_Requirements_: Gather up the lines that contain "خدمات".

## BEGIN Exercise material

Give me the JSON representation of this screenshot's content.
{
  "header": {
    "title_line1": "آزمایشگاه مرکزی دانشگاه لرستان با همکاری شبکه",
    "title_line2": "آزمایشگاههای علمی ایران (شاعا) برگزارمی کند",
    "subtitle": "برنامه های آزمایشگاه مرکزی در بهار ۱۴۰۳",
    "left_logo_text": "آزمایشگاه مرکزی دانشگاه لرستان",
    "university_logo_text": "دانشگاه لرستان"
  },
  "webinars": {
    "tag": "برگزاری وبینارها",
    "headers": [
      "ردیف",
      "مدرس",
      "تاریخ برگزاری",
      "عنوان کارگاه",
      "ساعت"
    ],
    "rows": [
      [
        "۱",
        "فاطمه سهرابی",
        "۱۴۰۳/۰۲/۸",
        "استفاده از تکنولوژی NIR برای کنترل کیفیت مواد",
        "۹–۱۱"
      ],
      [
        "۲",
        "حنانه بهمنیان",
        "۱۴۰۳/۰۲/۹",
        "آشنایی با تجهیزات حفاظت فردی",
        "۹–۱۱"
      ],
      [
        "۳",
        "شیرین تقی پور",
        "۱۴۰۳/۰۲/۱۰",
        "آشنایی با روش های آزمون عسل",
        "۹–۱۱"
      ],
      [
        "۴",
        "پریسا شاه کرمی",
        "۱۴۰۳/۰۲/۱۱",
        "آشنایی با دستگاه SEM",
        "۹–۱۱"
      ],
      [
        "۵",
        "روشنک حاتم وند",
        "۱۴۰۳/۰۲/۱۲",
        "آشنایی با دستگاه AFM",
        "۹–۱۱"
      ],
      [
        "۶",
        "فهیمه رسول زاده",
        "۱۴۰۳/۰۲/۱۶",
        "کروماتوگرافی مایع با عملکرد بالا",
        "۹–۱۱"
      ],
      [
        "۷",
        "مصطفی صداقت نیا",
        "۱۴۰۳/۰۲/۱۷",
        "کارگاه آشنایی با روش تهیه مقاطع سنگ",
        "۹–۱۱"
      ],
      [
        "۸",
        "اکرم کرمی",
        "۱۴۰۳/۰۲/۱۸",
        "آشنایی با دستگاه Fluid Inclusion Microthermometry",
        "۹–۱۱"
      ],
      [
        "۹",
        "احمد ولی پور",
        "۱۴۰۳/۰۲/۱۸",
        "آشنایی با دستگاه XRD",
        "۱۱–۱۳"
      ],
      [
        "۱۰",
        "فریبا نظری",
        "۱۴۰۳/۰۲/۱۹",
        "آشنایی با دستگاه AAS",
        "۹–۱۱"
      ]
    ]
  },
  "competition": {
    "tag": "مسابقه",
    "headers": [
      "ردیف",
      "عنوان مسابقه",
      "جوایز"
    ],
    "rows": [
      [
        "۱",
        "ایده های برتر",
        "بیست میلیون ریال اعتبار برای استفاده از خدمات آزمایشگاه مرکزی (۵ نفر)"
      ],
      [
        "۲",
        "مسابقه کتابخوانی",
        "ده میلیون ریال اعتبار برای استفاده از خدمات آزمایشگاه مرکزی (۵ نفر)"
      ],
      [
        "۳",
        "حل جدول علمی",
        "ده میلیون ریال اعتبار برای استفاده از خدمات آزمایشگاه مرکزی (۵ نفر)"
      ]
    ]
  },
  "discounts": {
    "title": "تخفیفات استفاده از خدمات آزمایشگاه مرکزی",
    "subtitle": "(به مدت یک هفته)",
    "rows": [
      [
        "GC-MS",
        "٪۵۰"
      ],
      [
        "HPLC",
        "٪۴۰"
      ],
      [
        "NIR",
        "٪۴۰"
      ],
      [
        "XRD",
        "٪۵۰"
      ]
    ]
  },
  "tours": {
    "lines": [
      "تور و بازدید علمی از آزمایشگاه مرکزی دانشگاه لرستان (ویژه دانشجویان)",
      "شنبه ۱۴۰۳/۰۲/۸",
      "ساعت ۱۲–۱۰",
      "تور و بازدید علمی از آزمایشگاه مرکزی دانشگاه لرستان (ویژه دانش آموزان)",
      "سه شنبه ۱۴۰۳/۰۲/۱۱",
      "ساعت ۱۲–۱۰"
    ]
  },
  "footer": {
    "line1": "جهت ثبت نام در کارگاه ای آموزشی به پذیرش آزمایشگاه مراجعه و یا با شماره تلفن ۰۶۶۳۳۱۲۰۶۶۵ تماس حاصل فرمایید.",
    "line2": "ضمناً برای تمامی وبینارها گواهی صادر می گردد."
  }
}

## END Exercise material

_Exercise output_:
        "بیست میلیون ریال اعتبار برای استفاده از خدمات آزمایشگاه مرکزی (۵ نفر)"
        "ده میلیون ریال اعتبار برای استفاده از خدمات آزمایشگاه مرکزی (۵ نفر)"
        "ده میلیون ریال اعتبار برای استفاده از خدمات آزمایشگاه مرکزی (۵ نفر)"
    "title": "تخفیفات استفاده از خدمات آزمایشگاه مرکزی",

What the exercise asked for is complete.